> [EXERCISE]: Return the entries verbatim and drop every picture.

- - - - -

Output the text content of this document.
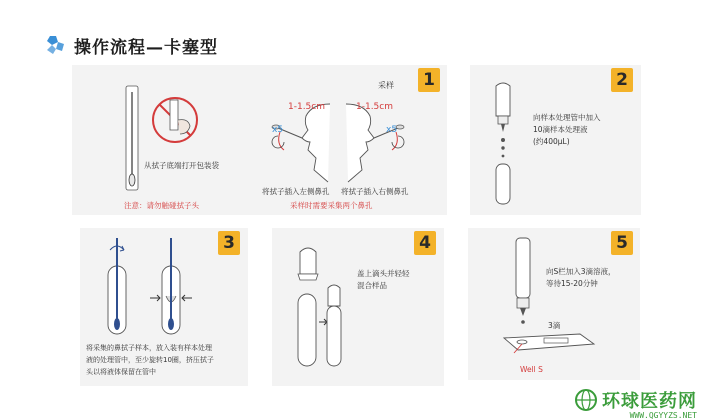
操作流程—卡塞型
1
采样
从拭子底端打开包装袋
注意：请勿触碰拭子头
1-1.5cm
x5
1-1.5cm
x5
将拭子插入左侧鼻孔 将拭子插入右侧鼻孔
采样时需要采集两个鼻孔
2
向样本处理管中加入
10滴样本处理液
(约400μL)
3
将采集的鼻拭子样本，放入装有样本处理
液的处理管中，至少旋转10圈，挤压拭子
头以将液体保留在管中
4
盖上滴头并轻轻
混合样品
5
向S栏加入3滴溶液，
等待15-20分钟
3滴
Well S
环球医药网
WWW.QGYYZS.NET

- - - - -

> [RIGHT ANSWER]:
Output the text content of this document.
操作流程—卡塞型
1
采样
从拭子底端打开包装袋
注意：请勿触碰拭子头
1-1.5cm
x5
1-1.5cm
x5
将拭子插入左侧鼻孔 将拭子插入右侧鼻孔
采样时需要采集两个鼻孔
2
向样本处理管中加入
10滴样本处理液
(约400μL)
3
将采集的鼻拭子样本，放入装有样本处理
液的处理管中，至少旋转10圈，挤压拭子
头以将液体保留在管中
4
盖上滴头并轻轻
混合样品
5
向S栏加入3滴溶液，
等待15-20分钟
3滴
Well S
环球医药网
WWW.QGYYZS.NET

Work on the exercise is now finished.